** RECORDS SUPPLIED **
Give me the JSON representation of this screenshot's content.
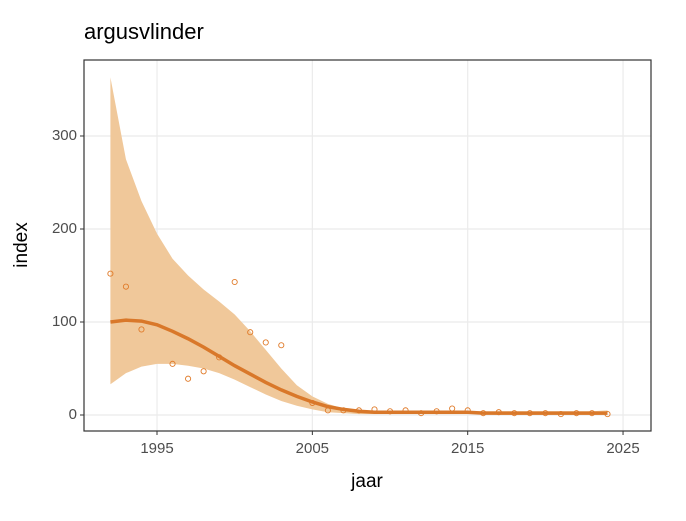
{
  "chart_data": {
    "type": "scatter",
    "title": "argusvlinder",
    "x_label": "jaar",
    "y_label": "index",
    "x": [
      1992,
      1993,
      1994,
      1995,
      1996,
      1997,
      1998,
      1999,
      2000,
      2001,
      2002,
      2003,
      2004,
      2005,
      2006,
      2007,
      2008,
      2009,
      2010,
      2011,
      2012,
      2013,
      2014,
      2015,
      2016,
      2017,
      2018,
      2019,
      2020,
      2021,
      2022,
      2023,
      2024
    ],
    "series": [
      {
        "kind": "points",
        "color": "#e07b2a",
        "values": [
          152,
          138,
          92,
          null,
          55,
          39,
          47,
          62,
          143,
          89,
          78,
          75,
          null,
          13,
          5,
          5,
          5,
          6,
          4,
          5,
          2,
          4,
          7,
          5,
          2,
          3,
          2,
          2,
          2,
          1,
          2,
          2,
          1
        ]
      },
      {
        "kind": "smooth",
        "color": "#d9782a",
        "values": [
          100,
          102,
          101,
          97,
          90,
          82,
          73,
          63,
          53,
          44,
          35,
          27,
          20,
          14,
          9,
          6,
          4,
          3,
          3,
          3,
          3,
          3,
          3,
          3,
          2,
          2,
          2,
          2,
          2,
          2,
          2,
          2,
          2
        ]
      }
    ],
    "ribbon": {
      "color": "#f0c89a",
      "lower": [
        33,
        45,
        52,
        55,
        55,
        53,
        50,
        45,
        38,
        30,
        22,
        15,
        10,
        6,
        3,
        2,
        1,
        1,
        1,
        1,
        1,
        1,
        1,
        1,
        1,
        0,
        0,
        0,
        0,
        0,
        0,
        0,
        0
      ],
      "upper": [
        363,
        275,
        230,
        195,
        168,
        150,
        135,
        122,
        108,
        90,
        70,
        50,
        32,
        20,
        12,
        7,
        5,
        4,
        4,
        4,
        4,
        4,
        4,
        4,
        4,
        4,
        4,
        4,
        4,
        4,
        4,
        4,
        5
      ]
    },
    "xlim": [
      1990.3,
      2026.8
    ],
    "xticks": [
      1995,
      2005,
      2015,
      2025
    ],
    "ylim": [
      -17.2,
      381.7
    ],
    "yticks": [
      0,
      100,
      200,
      300
    ],
    "grid": true
  }
}
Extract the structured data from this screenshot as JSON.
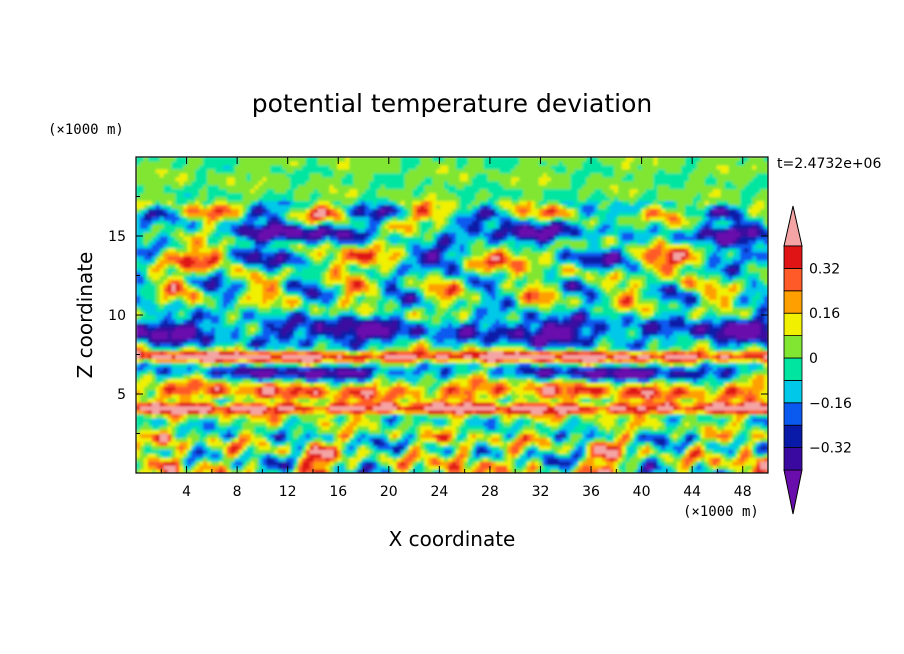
{
  "chart_data": {
    "type": "heatmap",
    "title": "potential temperature deviation",
    "xlabel": "X coordinate",
    "ylabel": "Z coordinate",
    "x_unit": "(×1000 m)",
    "y_unit": "(×1000 m)",
    "time_label": "t=2.4732e+06",
    "xlim": [
      0,
      50
    ],
    "ylim": [
      0,
      20
    ],
    "x_ticks": [
      4,
      8,
      12,
      16,
      20,
      24,
      28,
      32,
      36,
      40,
      44,
      48
    ],
    "y_ticks": [
      5,
      10,
      15
    ],
    "colorbar": {
      "levels": [
        -0.4,
        -0.32,
        -0.24,
        -0.16,
        -0.08,
        0,
        0.08,
        0.16,
        0.24,
        0.32,
        0.4
      ],
      "tick_labels": [
        "0.32",
        "0.16",
        "0",
        "−0.16",
        "−0.32"
      ],
      "tick_values": [
        0.32,
        0.16,
        0,
        -0.16,
        -0.32
      ],
      "colors_low_to_high": [
        "#6a0dad",
        "#3a0aa0",
        "#0a1aa8",
        "#0a5af0",
        "#00c8e8",
        "#00e6a0",
        "#80e632",
        "#f0f000",
        "#ffa000",
        "#ff5a28",
        "#e01414",
        "#f4a4a4"
      ]
    },
    "bands": [
      {
        "zmin": 0,
        "zmax": 2,
        "dominant": "mixed",
        "note": "plumes of red/yellow over cyan/purple"
      },
      {
        "zmin": 3.5,
        "zmax": 4.5,
        "dominant": 0.4
      },
      {
        "zmin": 4.5,
        "zmax": 6,
        "dominant": 0.24
      },
      {
        "zmin": 6,
        "zmax": 7,
        "dominant": -0.36
      },
      {
        "zmin": 7,
        "zmax": 7.8,
        "dominant": 0.36
      },
      {
        "zmin": 8,
        "zmax": 10,
        "dominant": -0.36
      },
      {
        "zmin": 14.5,
        "zmax": 16,
        "dominant": -0.36
      },
      {
        "zmin": 17,
        "zmax": 20,
        "dominant": 0.04
      }
    ]
  }
}
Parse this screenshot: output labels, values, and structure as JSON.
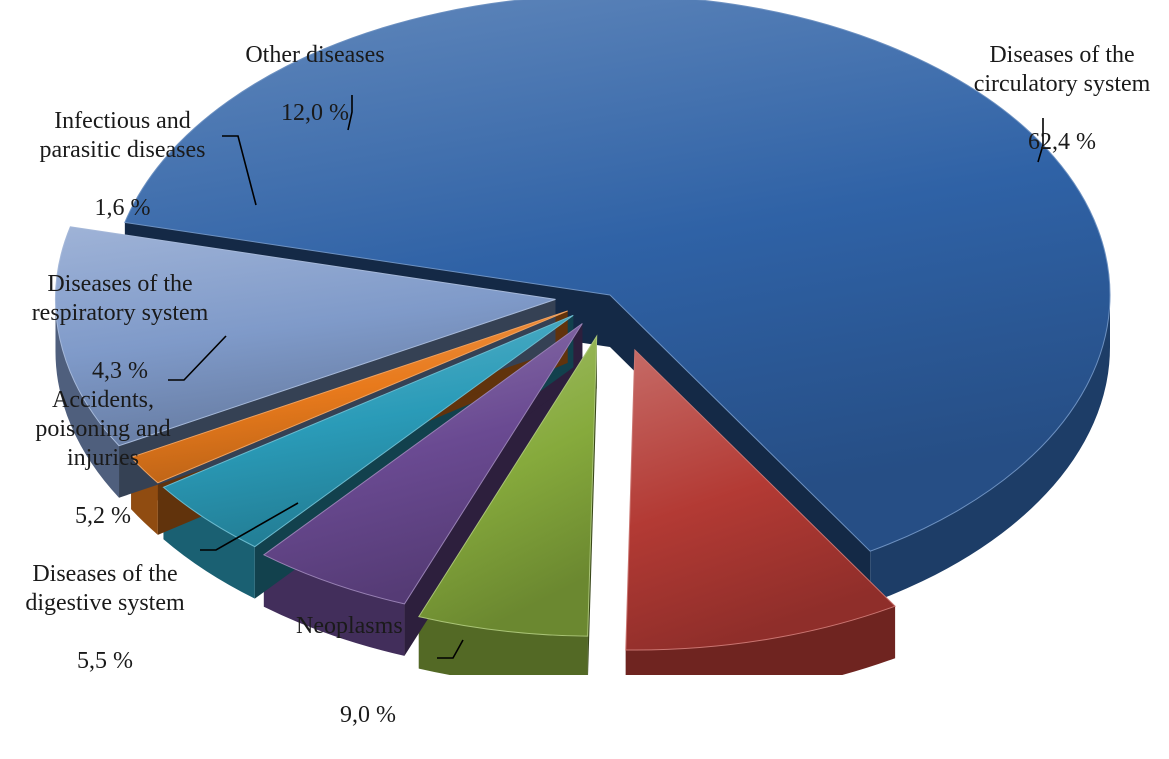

** WHAT THIS TASK INVOLVES **
Reproduce every entry word for word, but omit the pictures.

** SOLVED PROBLEM **
Give me the JSON representation of this screenshot's content.
{
  "chart_data": {
    "type": "scatter",
    "title": "argusvlinder",
    "x_label": "jaar",
    "y_label": "index",
    "x": [
      1992,
      1993,
      1994,
      1995,
      1996,
      1997,
      1998,
      1999,
      2000,
      2001,
      2002,
      2003,
      2004,
      2005,
      2006,
      2007,
      2008,
      2009,
      2010,
      2011,
      2012,
      2013,
      2014,
      2015,
      2016,
      2017,
      2018,
      2019,
      2020,
      2021,
      2022,
      2023,
      2024
    ],
    "series": [
      {
        "kind": "points",
        "color": "#e07b2a",
        "values": [
          152,
          138,
          92,
          null,
          55,
          39,
          47,
          62,
          143,
          89,
          78,
          75,
          null,
          13,
          5,
          5,
          5,
          6,
          4,
          5,
          2,
          4,
          7,
          5,
          2,
          3,
          2,
          2,
          2,
          1,
          2,
          2,
          1
        ]
      },
      {
        "kind": "smooth",
        "color": "#d9782a",
        "values": [
          100,
          102,
          101,
          97,
          90,
          82,
          73,
          63,
          53,
          44,
          35,
          27,
          20,
          14,
          9,
          6,
          4,
          3,
          3,
          3,
          3,
          3,
          3,
          3,
          2,
          2,
          2,
          2,
          2,
          2,
          2,
          2,
          2
        ]
      }
    ],
    "ribbon": {
      "color": "#f0c89a",
      "lower": [
        33,
        45,
        52,
        55,
        55,
        53,
        50,
        45,
        38,
        30,
        22,
        15,
        10,
        6,
        3,
        2,
        1,
        1,
        1,
        1,
        1,
        1,
        1,
        1,
        1,
        0,
        0,
        0,
        0,
        0,
        0,
        0,
        0
      ],
      "upper": [
        363,
        275,
        230,
        195,
        168,
        150,
        135,
        122,
        108,
        90,
        70,
        50,
        32,
        20,
        12,
        7,
        5,
        4,
        4,
        4,
        4,
        4,
        4,
        4,
        4,
        4,
        4,
        4,
        4,
        4,
        4,
        4,
        5
      ]
    },
    "xlim": [
      1990.3,
      2026.8
    ],
    "xticks": [
      1995,
      2005,
      2015,
      2025
    ],
    "ylim": [
      -17.2,
      381.7
    ],
    "yticks": [
      0,
      100,
      200,
      300
    ],
    "grid": true
  }
}
Extract the structured data from this screenshot as JSON.
{
  "chart_data": {
    "type": "heatmap",
    "title": "potential temperature deviation",
    "xlabel": "X coordinate",
    "ylabel": "Z coordinate",
    "x_unit": "(×1000 m)",
    "y_unit": "(×1000 m)",
    "time_label": "t=2.4732e+06",
    "xlim": [
      0,
      50
    ],
    "ylim": [
      0,
      20
    ],
    "x_ticks": [
      4,
      8,
      12,
      16,
      20,
      24,
      28,
      32,
      36,
      40,
      44,
      48
    ],
    "y_ticks": [
      5,
      10,
      15
    ],
    "colorbar": {
      "levels": [
        -0.4,
        -0.32,
        -0.24,
        -0.16,
        -0.08,
        0,
        0.08,
        0.16,
        0.24,
        0.32,
        0.4
      ],
      "tick_labels": [
        "0.32",
        "0.16",
        "0",
        "−0.16",
        "−0.32"
      ],
      "tick_values": [
        0.32,
        0.16,
        0,
        -0.16,
        -0.32
      ],
      "colors_low_to_high": [
        "#6a0dad",
        "#3a0aa0",
        "#0a1aa8",
        "#0a5af0",
        "#00c8e8",
        "#00e6a0",
        "#80e632",
        "#f0f000",
        "#ffa000",
        "#ff5a28",
        "#e01414",
        "#f4a4a4"
      ]
    },
    "bands": [
      {
        "zmin": 0,
        "zmax": 2,
        "dominant": "mixed",
        "note": "plumes of red/yellow over cyan/purple"
      },
      {
        "zmin": 3.5,
        "zmax": 4.5,
        "dominant": 0.4
      },
      {
        "zmin": 4.5,
        "zmax": 6,
        "dominant": 0.24
      },
      {
        "zmin": 6,
        "zmax": 7,
        "dominant": -0.36
      },
      {
        "zmin": 7,
        "zmax": 7.8,
        "dominant": 0.36
      },
      {
        "zmin": 8,
        "zmax": 10,
        "dominant": -0.36
      },
      {
        "zmin": 14.5,
        "zmax": 16,
        "dominant": -0.36
      },
      {
        "zmin": 17,
        "zmax": 20,
        "dominant": 0.04
      }
    ]
  }
}
Parse this screenshot: output labels, values, and structure as JSON.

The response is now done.